Source text:

We have also decided to replace the difficulty multiplier with a non-linear point scale (in difficulty only). This is to ensure that difficulty scores are not only sufficiently weighted but also sufficiently distinguished or spread. The degree of nonlinearity has not yet been determined. This change will ensure that players are encouraged to attempt highly difficult combinations. It reflects the fact that achieving difficulty scores on the higher end of the 1-10 scale is exponentially harder that achieving difficulty scores on the lower end of the 1-10 scale (in other words, it is much more difficult to hit a 10 combination instead of a 9 combination than it is to hit a 2 combination instead of a 1 combination).
Consecutivity marks, which were introduced in the existing system as a teaching tool, have been removed from the new system. This simplifies the interface and removes redundancy (difficulty scores should already reflect consecutivity).
Responses to Feedback
There have been some questions about how multiple disc routines will be judged, particularly with respect to catch ratio, phrasal judging, and variety. The answer is simple if unsatisfying: Judges are expected to judge what they see and nothing else. Inevitably, judges will not be able to judge every difficulty phrase or variety increment, but that is part of the cost-benefit analysis of a multiple disc routine. The same is true under the existing system: Judges can focus on only one thing at a time. The new system attempts to be more transparent about this limitation.
Another issue that has been raised involves the perceived complexity of the system. Although there are at least some members of the committee that believe simple rank judging would suffice, we have honored our commitment to conform as closely as possible to the existing judging system, which is more complex. We hope, however, that our reallocation of judging categories ensures that each judge is individually tasked with less than he or she was under the existing system. We also believe that much of any added complexity is handled by the judging program rather than the judges themselves.
Some members have asked whether the dial system will be part of the new judging system. It will not. But there will be real-time judging components (i.e., difficult, variety quantity, and execution) that audience members will be able to track during competition.
We want to again emphasize that our changes will not radically change the way routines are judged. As stated above, the changes are not designed to favor any particular style or strategy. We do not believe that anyone will win more or lose less as a result of this new system. All the changes apply equally to everyone.
We welcome additional feedback from the community. But again, we ask that everyone reserve final judgment until the new system undergoes further testing and until they have experienced it themselves.

Collected data entries:
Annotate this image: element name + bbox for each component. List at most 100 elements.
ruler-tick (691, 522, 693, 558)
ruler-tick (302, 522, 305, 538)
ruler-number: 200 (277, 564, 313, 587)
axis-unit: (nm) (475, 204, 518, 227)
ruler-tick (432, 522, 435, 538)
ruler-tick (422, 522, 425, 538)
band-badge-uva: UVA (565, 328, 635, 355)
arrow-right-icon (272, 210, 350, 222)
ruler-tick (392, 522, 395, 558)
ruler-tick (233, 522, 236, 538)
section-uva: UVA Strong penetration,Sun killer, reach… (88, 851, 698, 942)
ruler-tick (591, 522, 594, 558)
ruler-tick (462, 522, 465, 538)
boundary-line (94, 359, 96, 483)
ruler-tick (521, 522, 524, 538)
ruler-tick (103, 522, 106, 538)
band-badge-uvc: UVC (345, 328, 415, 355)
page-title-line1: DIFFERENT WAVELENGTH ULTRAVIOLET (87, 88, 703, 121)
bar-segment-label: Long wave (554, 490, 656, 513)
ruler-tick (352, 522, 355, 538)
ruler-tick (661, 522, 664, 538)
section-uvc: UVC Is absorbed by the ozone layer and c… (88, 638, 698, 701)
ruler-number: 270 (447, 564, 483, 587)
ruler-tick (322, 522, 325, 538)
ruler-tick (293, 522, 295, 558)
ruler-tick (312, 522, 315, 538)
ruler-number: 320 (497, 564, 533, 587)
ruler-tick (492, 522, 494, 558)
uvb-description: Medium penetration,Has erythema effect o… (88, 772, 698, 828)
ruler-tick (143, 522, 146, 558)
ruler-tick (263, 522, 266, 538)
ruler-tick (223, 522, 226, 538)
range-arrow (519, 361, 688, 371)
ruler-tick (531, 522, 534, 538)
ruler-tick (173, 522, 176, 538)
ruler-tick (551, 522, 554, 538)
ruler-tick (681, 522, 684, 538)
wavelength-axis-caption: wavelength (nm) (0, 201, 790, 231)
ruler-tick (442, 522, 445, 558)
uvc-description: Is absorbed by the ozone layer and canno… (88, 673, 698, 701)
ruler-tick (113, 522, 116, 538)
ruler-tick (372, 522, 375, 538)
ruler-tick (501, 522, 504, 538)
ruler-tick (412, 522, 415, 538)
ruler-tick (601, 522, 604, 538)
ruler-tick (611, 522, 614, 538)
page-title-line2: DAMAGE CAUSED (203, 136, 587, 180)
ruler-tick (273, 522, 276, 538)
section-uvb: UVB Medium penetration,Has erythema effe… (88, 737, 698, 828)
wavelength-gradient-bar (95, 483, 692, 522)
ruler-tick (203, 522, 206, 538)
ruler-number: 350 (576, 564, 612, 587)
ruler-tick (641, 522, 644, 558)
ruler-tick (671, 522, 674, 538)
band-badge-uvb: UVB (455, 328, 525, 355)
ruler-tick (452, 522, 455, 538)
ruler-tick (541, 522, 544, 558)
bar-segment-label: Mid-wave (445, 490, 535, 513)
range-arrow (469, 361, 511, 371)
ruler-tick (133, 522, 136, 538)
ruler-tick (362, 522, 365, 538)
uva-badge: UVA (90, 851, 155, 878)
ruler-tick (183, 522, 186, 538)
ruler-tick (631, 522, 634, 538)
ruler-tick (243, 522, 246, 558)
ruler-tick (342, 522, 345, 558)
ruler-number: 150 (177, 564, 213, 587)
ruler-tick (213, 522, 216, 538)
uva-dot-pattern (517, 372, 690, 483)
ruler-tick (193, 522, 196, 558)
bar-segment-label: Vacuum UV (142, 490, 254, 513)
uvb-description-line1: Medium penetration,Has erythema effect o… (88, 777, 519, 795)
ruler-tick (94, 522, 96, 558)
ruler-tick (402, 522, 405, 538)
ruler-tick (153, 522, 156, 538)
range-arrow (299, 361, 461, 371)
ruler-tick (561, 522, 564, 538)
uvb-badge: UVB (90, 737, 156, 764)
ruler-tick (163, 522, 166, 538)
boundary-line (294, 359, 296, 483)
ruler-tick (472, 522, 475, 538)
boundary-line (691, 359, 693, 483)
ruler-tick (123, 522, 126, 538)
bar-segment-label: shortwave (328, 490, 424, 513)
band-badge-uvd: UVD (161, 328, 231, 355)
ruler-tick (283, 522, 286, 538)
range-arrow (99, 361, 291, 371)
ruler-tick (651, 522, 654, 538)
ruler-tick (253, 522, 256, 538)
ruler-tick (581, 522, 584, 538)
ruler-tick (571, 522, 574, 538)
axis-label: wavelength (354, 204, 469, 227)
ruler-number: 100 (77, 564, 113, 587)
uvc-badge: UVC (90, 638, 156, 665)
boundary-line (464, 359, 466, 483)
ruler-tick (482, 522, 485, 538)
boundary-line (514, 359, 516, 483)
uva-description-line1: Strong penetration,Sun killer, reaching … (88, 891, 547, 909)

Using the information:
1: Rewrite the paragraph of the judging update that begins "Another issue that has been raised" as a short bulleted list that keeps its main facts.
2: Translate this sentence from the judging update into Spanish: "Some members have asked whether the dial system will be part of the new judging system."
3: According to the judging update, people asked how multiple disc routines would be judged with respect to which specific aspects? List all of them.

Written responses:
1:
- Some people have raised concerns that the system seems complex.
- Some committee members believe simple rank judging would be enough.
- The committee kept its commitment to stay as close as possible to the existing, more complex judging system.
- Reallocating the judging categories is meant to give each judge less to do than under the existing system.
- The judging program, not the judges, handles much of any added complexity.

2: Algunos miembros han preguntado si el sistema de diales formará parte del nuevo sistema de evaluación.

3:
- Catch ratio
- Phrasal judging
- Variety